* Goal of the exercise
Exactly reproduce all the records, keeping pictures out of the copy.

— START Records shown —

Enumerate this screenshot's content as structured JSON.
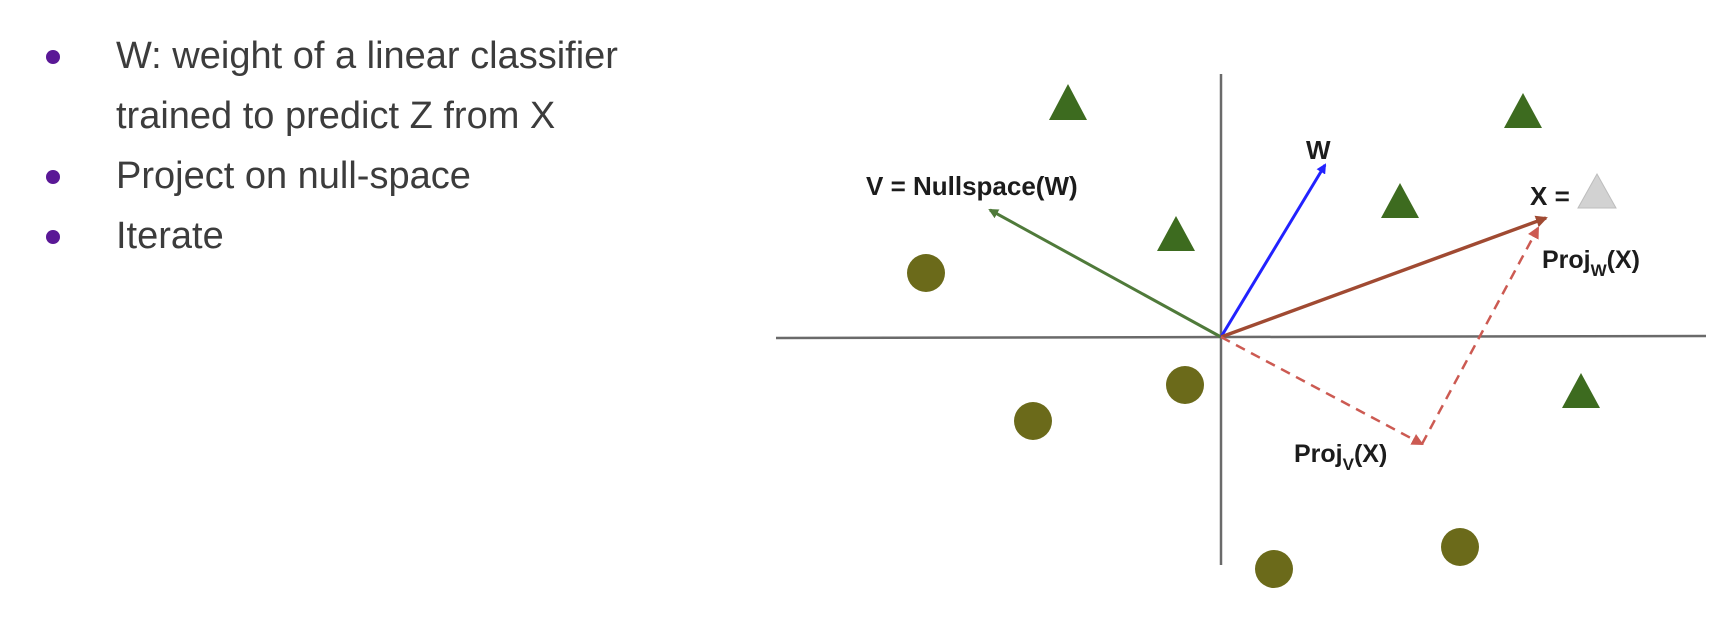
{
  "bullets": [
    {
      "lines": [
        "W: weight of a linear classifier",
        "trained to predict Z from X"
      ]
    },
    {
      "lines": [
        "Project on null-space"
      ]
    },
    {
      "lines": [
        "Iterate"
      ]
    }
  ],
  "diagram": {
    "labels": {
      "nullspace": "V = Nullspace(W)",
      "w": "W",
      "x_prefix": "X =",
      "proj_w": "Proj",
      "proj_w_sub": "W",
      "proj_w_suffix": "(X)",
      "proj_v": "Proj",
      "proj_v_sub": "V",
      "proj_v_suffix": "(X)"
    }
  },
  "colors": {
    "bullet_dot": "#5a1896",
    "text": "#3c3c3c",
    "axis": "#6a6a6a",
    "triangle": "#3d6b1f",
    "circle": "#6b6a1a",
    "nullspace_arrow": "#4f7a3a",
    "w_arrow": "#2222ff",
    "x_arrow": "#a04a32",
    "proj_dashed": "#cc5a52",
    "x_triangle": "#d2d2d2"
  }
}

— END Records shown —

* Solved exercise
Enumerate this screenshot's content as structured JSON.
{
  "bullets": [
    {
      "lines": [
        "W: weight of a linear classifier",
        "trained to predict Z from X"
      ]
    },
    {
      "lines": [
        "Project on null-space"
      ]
    },
    {
      "lines": [
        "Iterate"
      ]
    }
  ],
  "diagram": {
    "labels": {
      "nullspace": "V = Nullspace(W)",
      "w": "W",
      "x_prefix": "X =",
      "proj_w": "Proj",
      "proj_w_sub": "W",
      "proj_w_suffix": "(X)",
      "proj_v": "Proj",
      "proj_v_sub": "V",
      "proj_v_suffix": "(X)"
    }
  },
  "colors": {
    "bullet_dot": "#5a1896",
    "text": "#3c3c3c",
    "axis": "#6a6a6a",
    "triangle": "#3d6b1f",
    "circle": "#6b6a1a",
    "nullspace_arrow": "#4f7a3a",
    "w_arrow": "#2222ff",
    "x_arrow": "#a04a32",
    "proj_dashed": "#cc5a52",
    "x_triangle": "#d2d2d2"
  }
}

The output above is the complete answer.